Can you transcribe every record below exactly as it appears?

** START EXERCISE MATERIALS **

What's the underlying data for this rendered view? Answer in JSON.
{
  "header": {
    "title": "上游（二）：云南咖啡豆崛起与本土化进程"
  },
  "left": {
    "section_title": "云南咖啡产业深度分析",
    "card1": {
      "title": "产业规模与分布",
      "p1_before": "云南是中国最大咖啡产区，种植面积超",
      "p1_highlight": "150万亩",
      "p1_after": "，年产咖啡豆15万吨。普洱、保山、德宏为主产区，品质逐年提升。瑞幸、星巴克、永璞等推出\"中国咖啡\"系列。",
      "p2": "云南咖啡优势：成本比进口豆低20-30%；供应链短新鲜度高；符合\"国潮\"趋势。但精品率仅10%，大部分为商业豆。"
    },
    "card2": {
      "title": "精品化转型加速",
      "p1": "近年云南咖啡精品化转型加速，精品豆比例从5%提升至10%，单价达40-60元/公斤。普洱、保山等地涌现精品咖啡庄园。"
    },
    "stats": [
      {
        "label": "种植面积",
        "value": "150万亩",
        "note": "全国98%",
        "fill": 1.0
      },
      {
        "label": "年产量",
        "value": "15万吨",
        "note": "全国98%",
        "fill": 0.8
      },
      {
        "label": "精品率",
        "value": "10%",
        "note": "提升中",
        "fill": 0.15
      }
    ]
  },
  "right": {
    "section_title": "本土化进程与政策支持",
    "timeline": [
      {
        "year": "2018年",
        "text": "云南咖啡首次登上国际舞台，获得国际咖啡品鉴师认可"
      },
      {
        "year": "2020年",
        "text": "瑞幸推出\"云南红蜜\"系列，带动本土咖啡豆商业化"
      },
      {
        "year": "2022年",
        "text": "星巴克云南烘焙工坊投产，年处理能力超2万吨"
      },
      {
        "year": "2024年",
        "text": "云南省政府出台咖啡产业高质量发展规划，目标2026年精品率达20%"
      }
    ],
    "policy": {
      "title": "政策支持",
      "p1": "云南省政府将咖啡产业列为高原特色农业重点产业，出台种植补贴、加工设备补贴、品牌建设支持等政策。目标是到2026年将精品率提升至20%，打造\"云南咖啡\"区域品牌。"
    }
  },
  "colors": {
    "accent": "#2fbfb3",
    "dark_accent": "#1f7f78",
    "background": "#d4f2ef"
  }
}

** END EXERCISE MATERIALS **

_EXERCISE RESPONSE_.
What's the underlying data for this rendered view? Answer in JSON.
{
  "header": {
    "title": "上游（二）：云南咖啡豆崛起与本土化进程"
  },
  "left": {
    "section_title": "云南咖啡产业深度分析",
    "card1": {
      "title": "产业规模与分布",
      "p1_before": "云南是中国最大咖啡产区，种植面积超",
      "p1_highlight": "150万亩",
      "p1_after": "，年产咖啡豆15万吨。普洱、保山、德宏为主产区，品质逐年提升。瑞幸、星巴克、永璞等推出\"中国咖啡\"系列。",
      "p2": "云南咖啡优势：成本比进口豆低20-30%；供应链短新鲜度高；符合\"国潮\"趋势。但精品率仅10%，大部分为商业豆。"
    },
    "card2": {
      "title": "精品化转型加速",
      "p1": "近年云南咖啡精品化转型加速，精品豆比例从5%提升至10%，单价达40-60元/公斤。普洱、保山等地涌现精品咖啡庄园。"
    },
    "stats": [
      {
        "label": "种植面积",
        "value": "150万亩",
        "note": "全国98%",
        "fill": 1.0
      },
      {
        "label": "年产量",
        "value": "15万吨",
        "note": "全国98%",
        "fill": 0.8
      },
      {
        "label": "精品率",
        "value": "10%",
        "note": "提升中",
        "fill": 0.15
      }
    ]
  },
  "right": {
    "section_title": "本土化进程与政策支持",
    "timeline": [
      {
        "year": "2018年",
        "text": "云南咖啡首次登上国际舞台，获得国际咖啡品鉴师认可"
      },
      {
        "year": "2020年",
        "text": "瑞幸推出\"云南红蜜\"系列，带动本土咖啡豆商业化"
      },
      {
        "year": "2022年",
        "text": "星巴克云南烘焙工坊投产，年处理能力超2万吨"
      },
      {
        "year": "2024年",
        "text": "云南省政府出台咖啡产业高质量发展规划，目标2026年精品率达20%"
      }
    ],
    "policy": {
      "title": "政策支持",
      "p1": "云南省政府将咖啡产业列为高原特色农业重点产业，出台种植补贴、加工设备补贴、品牌建设支持等政策。目标是到2026年将精品率提升至20%，打造\"云南咖啡\"区域品牌。"
    }
  },
  "colors": {
    "accent": "#2fbfb3",
    "dark_accent": "#1f7f78",
    "background": "#d4f2ef"
  }
}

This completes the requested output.